**WORK TO COMPLETE:**
The required answer is an exact copy of every entry underneath.

---

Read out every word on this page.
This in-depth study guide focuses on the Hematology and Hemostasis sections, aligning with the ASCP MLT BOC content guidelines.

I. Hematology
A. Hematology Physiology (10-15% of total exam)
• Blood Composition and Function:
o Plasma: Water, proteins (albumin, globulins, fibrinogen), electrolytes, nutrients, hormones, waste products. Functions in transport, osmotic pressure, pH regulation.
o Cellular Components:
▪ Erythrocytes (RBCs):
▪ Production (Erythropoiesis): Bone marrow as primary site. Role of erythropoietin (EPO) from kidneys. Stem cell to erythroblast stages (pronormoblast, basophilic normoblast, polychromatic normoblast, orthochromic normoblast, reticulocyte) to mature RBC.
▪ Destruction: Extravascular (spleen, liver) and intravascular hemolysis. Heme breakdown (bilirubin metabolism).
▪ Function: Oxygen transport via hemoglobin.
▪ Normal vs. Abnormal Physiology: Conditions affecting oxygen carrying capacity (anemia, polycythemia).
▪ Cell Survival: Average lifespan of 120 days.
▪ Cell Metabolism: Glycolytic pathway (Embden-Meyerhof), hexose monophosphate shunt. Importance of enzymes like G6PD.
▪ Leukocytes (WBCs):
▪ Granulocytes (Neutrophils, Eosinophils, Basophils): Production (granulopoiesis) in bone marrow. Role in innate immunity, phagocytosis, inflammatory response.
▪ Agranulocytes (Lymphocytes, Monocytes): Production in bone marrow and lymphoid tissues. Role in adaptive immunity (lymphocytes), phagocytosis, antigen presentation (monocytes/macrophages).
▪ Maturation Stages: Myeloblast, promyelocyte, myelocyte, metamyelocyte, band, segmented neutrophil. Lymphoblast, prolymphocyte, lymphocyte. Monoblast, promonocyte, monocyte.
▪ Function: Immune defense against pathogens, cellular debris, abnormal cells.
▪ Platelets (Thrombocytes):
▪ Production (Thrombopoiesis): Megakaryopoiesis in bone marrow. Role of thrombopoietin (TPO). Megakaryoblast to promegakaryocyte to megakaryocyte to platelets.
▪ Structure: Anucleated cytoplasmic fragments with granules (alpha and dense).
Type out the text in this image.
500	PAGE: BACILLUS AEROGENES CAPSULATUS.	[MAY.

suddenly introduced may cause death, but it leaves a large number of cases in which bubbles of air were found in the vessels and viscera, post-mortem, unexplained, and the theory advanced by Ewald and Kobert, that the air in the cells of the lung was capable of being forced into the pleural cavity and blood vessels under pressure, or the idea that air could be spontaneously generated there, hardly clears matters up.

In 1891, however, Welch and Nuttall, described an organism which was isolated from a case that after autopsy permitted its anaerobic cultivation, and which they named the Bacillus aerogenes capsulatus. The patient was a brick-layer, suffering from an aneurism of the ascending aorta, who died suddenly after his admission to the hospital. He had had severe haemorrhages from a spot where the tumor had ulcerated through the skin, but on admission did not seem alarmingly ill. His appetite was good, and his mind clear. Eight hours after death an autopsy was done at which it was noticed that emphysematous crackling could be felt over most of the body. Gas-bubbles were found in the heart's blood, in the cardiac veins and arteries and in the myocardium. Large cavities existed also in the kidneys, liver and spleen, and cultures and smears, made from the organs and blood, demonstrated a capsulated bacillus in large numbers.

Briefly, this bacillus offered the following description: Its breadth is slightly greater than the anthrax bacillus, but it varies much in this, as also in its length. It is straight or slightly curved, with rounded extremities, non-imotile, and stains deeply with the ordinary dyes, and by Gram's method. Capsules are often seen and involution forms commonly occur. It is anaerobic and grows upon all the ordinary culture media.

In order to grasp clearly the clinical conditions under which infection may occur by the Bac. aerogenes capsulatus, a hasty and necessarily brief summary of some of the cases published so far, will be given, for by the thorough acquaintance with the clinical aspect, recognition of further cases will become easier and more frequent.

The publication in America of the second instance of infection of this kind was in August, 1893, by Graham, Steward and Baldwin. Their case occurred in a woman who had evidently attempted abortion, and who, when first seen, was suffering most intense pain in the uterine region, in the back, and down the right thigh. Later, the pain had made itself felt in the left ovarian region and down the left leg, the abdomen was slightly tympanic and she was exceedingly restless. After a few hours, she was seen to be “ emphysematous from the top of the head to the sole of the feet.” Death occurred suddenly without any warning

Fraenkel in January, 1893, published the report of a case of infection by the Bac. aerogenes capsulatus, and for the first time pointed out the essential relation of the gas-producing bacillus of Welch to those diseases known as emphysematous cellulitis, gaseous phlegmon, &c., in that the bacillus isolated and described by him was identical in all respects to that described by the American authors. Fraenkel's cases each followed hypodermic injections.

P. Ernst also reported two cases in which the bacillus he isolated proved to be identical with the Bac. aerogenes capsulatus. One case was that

---

**WRITTEN REPLY:**
Read out every word on this page.
This in-depth study guide focuses on the Hematology and Hemostasis sections, aligning with the ASCP MLT BOC content guidelines.

I. Hematology
A. Hematology Physiology (10-15% of total exam)
• Blood Composition and Function:
o Plasma: Water, proteins (albumin, globulins, fibrinogen), electrolytes, nutrients, hormones, waste products. Functions in transport, osmotic pressure, pH regulation.
o Cellular Components:
▪ Erythrocytes (RBCs):
▪ Production (Erythropoiesis): Bone marrow as primary site. Role of erythropoietin (EPO) from kidneys. Stem cell to erythroblast stages (pronormoblast, basophilic normoblast, polychromatic normoblast, orthochromic normoblast, reticulocyte) to mature RBC.
▪ Destruction: Extravascular (spleen, liver) and intravascular hemolysis. Heme breakdown (bilirubin metabolism).
▪ Function: Oxygen transport via hemoglobin.
▪ Normal vs. Abnormal Physiology: Conditions affecting oxygen carrying capacity (anemia, polycythemia).
▪ Cell Survival: Average lifespan of 120 days.
▪ Cell Metabolism: Glycolytic pathway (Embden-Meyerhof), hexose monophosphate shunt. Importance of enzymes like G6PD.
▪ Leukocytes (WBCs):
▪ Granulocytes (Neutrophils, Eosinophils, Basophils): Production (granulopoiesis) in bone marrow. Role in innate immunity, phagocytosis, inflammatory response.
▪ Agranulocytes (Lymphocytes, Monocytes): Production in bone marrow and lymphoid tissues. Role in adaptive immunity (lymphocytes), phagocytosis, antigen presentation (monocytes/macrophages).
▪ Maturation Stages: Myeloblast, promyelocyte, myelocyte, metamyelocyte, band, segmented neutrophil. Lymphoblast, prolymphocyte, lymphocyte. Monoblast, promonocyte, monocyte.
▪ Function: Immune defense against pathogens, cellular debris, abnormal cells.
▪ Platelets (Thrombocytes):
▪ Production (Thrombopoiesis): Megakaryopoiesis in bone marrow. Role of thrombopoietin (TPO). Megakaryoblast to promegakaryocyte to megakaryocyte to platelets.
▪ Structure: Anucleated cytoplasmic fragments with granules (alpha and dense).
Type out the text in this image.
500	PAGE: BACILLUS AEROGENES CAPSULATUS.	[MAY.

suddenly introduced may cause death, but it leaves a large number of cases in which bubbles of air were found in the vessels and viscera, post-mortem, unexplained, and the theory advanced by Ewald and Kobert, that the air in the cells of the lung was capable of being forced into the pleural cavity and blood vessels under pressure, or the idea that air could be spontaneously generated there, hardly clears matters up.

In 1891, however, Welch and Nuttall, described an organism which was isolated from a case that after autopsy permitted its anaerobic cultivation, and which they named the Bacillus aerogenes capsulatus. The patient was a brick-layer, suffering from an aneurism of the ascending aorta, who died suddenly after his admission to the hospital. He had had severe haemorrhages from a spot where the tumor had ulcerated through the skin, but on admission did not seem alarmingly ill. His appetite was good, and his mind clear. Eight hours after death an autopsy was done at which it was noticed that emphysematous crackling could be felt over most of the body. Gas-bubbles were found in the heart's blood, in the cardiac veins and arteries and in the myocardium. Large cavities existed also in the kidneys, liver and spleen, and cultures and smears, made from the organs and blood, demonstrated a capsulated bacillus in large numbers.

Briefly, this bacillus offered the following description: Its breadth is slightly greater than the anthrax bacillus, but it varies much in this, as also in its length. It is straight or slightly curved, with rounded extremities, non-imotile, and stains deeply with the ordinary dyes, and by Gram's method. Capsules are often seen and involution forms commonly occur. It is anaerobic and grows upon all the ordinary culture media.

In order to grasp clearly the clinical conditions under which infection may occur by the Bac. aerogenes capsulatus, a hasty and necessarily brief summary of some of the cases published so far, will be given, for by the thorough acquaintance with the clinical aspect, recognition of further cases will become easier and more frequent.

The publication in America of the second instance of infection of this kind was in August, 1893, by Graham, Steward and Baldwin. Their case occurred in a woman who had evidently attempted abortion, and who, when first seen, was suffering most intense pain in the uterine region, in the back, and down the right thigh. Later, the pain had made itself felt in the left ovarian region and down the left leg, the abdomen was slightly tympanic and she was exceedingly restless. After a few hours, she was seen to be “ emphysematous from the top of the head to the sole of the feet.” Death occurred suddenly without any warning

Fraenkel in January, 1893, published the report of a case of infection by the Bac. aerogenes capsulatus, and for the first time pointed out the essential relation of the gas-producing bacillus of Welch to those diseases known as emphysematous cellulitis, gaseous phlegmon, &c., in that the bacillus isolated and described by him was identical in all respects to that described by the American authors. Fraenkel's cases each followed hypodermic injections.

P. Ernst also reported two cases in which the bacillus he isolated proved to be identical with the Bac. aerogenes capsulatus. One case was that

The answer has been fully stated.